THE REQUEST – Copy all the entries word for word, but omit the pictures.

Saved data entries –
-------------------------

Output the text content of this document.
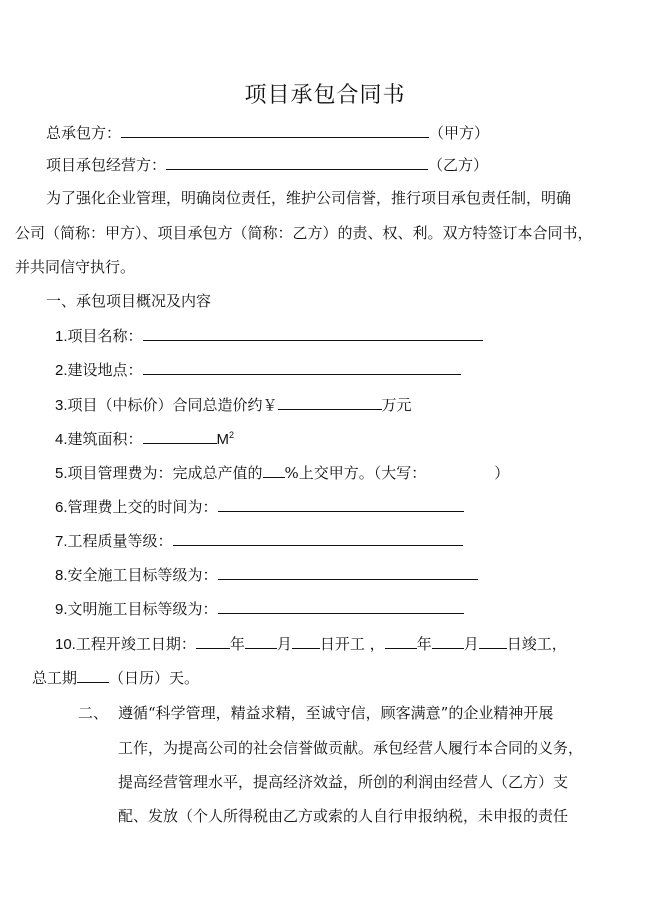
项目承包合同书
总承包方：	（甲方）
项目承包经营方：	（乙方）
为了强化企业管理，明确岗位责任，维护公司信誉，推行项目承包责任制，明确
公司（简称：甲方）、项目承包方（简称：乙方）的责、权、利。双方特签订本合同书，
并共同信守执行。
一、承包项目概况及内容
1.项目名称：
2.建设地点：
3.项目（中标价）合同总造价约￥	万元
4.建筑面积：	$M^2$
5.项目管理费为：完成总产值的 %上交甲方。（大写：	）
6.管理费上交的时间为：
7.工程质量等级：
8.安全施工目标等级为：
9.文明施工目标等级为：
10.工程开竣工日期： 年 月 日开工 ， 年 月 日竣工，
总工期 （日历）天。
二、 遵循“科学管理，精益求精，至诚守信，顾客满意”的企业精神开展
工作，为提高公司的社会信誉做贡献。承包经营人履行本合同的义务，
提高经营管理水平，提高经济效益，所创的利润由经营人（乙方）支
配、发放（个人所得税由乙方或索的人自行申报纳税，未申报的责任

-------------------------

CORRECT ANSWER –
Output the text content of this document.
项目承包合同书
总承包方：	（甲方）
项目承包经营方：	（乙方）
为了强化企业管理，明确岗位责任，维护公司信誉，推行项目承包责任制，明确
公司（简称：甲方）、项目承包方（简称：乙方）的责、权、利。双方特签订本合同书，
并共同信守执行。
一、承包项目概况及内容
1.项目名称：
2.建设地点：
3.项目（中标价）合同总造价约￥	万元
4.建筑面积：	$M^2$
5.项目管理费为：完成总产值的 %上交甲方。（大写：	）
6.管理费上交的时间为：
7.工程质量等级：
8.安全施工目标等级为：
9.文明施工目标等级为：
10.工程开竣工日期： 年 月 日开工 ， 年 月 日竣工，
总工期 （日历）天。
二、 遵循“科学管理，精益求精，至诚守信，顾客满意”的企业精神开展
工作，为提高公司的社会信誉做贡献。承包经营人履行本合同的义务，
提高经营管理水平，提高经济效益，所创的利润由经营人（乙方）支
配、发放（个人所得税由乙方或索的人自行申报纳税，未申报的责任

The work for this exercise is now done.